**Stated exercise**
Track down every line below that holds "reads" and copy it.

Stored data:
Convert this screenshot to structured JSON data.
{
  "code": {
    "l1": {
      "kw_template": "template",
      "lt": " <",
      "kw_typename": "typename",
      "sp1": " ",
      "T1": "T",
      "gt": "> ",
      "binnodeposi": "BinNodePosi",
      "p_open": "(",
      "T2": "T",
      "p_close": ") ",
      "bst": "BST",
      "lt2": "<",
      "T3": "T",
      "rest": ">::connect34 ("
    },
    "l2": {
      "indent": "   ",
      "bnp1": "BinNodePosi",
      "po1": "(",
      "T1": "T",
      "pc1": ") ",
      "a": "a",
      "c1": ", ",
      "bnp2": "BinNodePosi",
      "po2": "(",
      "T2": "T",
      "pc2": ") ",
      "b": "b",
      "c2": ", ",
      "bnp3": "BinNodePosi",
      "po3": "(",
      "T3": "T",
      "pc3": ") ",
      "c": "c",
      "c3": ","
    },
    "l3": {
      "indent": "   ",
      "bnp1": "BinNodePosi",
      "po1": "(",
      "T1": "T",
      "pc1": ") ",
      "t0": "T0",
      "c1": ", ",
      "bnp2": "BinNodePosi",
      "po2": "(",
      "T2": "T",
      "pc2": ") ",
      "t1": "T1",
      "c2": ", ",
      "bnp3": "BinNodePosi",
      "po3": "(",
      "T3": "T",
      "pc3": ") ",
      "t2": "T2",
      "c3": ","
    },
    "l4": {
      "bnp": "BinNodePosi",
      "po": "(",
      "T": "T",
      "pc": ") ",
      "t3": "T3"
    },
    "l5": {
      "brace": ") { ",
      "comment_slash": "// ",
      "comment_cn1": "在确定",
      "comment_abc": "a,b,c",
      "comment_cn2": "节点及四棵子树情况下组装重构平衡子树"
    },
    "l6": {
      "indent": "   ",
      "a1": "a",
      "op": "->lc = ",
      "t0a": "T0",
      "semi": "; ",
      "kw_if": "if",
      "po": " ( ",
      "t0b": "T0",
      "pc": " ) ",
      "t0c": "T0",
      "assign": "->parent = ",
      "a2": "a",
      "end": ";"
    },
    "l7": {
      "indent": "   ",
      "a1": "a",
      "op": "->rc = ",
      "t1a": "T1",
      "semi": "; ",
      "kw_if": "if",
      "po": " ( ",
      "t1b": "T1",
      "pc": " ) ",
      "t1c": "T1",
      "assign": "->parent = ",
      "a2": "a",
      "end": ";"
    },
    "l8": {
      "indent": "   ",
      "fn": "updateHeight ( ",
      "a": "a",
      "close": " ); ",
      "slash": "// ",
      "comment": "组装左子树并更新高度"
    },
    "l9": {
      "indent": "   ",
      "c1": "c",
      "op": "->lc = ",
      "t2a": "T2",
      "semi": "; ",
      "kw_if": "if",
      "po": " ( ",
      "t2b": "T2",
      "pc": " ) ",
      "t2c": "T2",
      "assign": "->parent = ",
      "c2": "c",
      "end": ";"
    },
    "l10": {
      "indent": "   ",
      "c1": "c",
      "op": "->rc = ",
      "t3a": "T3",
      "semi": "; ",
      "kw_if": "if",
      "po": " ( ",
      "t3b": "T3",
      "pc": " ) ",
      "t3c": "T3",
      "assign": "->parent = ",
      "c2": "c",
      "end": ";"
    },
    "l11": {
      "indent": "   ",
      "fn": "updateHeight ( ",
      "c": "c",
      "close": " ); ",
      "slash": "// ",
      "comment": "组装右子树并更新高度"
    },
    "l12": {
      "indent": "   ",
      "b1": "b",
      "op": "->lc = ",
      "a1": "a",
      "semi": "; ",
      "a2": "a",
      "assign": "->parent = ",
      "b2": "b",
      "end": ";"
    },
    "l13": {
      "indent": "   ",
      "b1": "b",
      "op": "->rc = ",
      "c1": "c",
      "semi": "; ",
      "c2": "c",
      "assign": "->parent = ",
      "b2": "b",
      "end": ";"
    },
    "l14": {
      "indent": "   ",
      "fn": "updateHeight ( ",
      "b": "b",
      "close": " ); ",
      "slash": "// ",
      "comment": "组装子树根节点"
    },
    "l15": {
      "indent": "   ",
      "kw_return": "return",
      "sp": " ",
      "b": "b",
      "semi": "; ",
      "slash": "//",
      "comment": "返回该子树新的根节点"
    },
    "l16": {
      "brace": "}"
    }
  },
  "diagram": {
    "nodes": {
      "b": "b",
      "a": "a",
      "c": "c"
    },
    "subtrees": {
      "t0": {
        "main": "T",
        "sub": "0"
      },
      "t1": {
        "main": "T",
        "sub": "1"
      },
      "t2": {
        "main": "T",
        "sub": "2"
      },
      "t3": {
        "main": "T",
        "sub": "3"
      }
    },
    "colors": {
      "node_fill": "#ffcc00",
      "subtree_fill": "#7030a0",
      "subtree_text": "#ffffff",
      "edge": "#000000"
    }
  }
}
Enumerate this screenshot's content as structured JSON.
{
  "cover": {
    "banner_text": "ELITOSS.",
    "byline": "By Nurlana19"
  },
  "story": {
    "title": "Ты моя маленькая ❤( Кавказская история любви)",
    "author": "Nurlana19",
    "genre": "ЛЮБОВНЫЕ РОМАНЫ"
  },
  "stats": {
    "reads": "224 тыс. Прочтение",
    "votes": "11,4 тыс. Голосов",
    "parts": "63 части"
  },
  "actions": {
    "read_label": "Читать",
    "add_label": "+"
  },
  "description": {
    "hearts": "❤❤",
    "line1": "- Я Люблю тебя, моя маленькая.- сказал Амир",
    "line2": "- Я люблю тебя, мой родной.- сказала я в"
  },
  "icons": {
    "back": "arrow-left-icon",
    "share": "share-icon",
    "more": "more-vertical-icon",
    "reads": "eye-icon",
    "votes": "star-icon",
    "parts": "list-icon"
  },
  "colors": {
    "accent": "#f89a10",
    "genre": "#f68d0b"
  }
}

**Correct result**
    "reads": "224 тыс. Прочтение",
    "reads": "eye-icon",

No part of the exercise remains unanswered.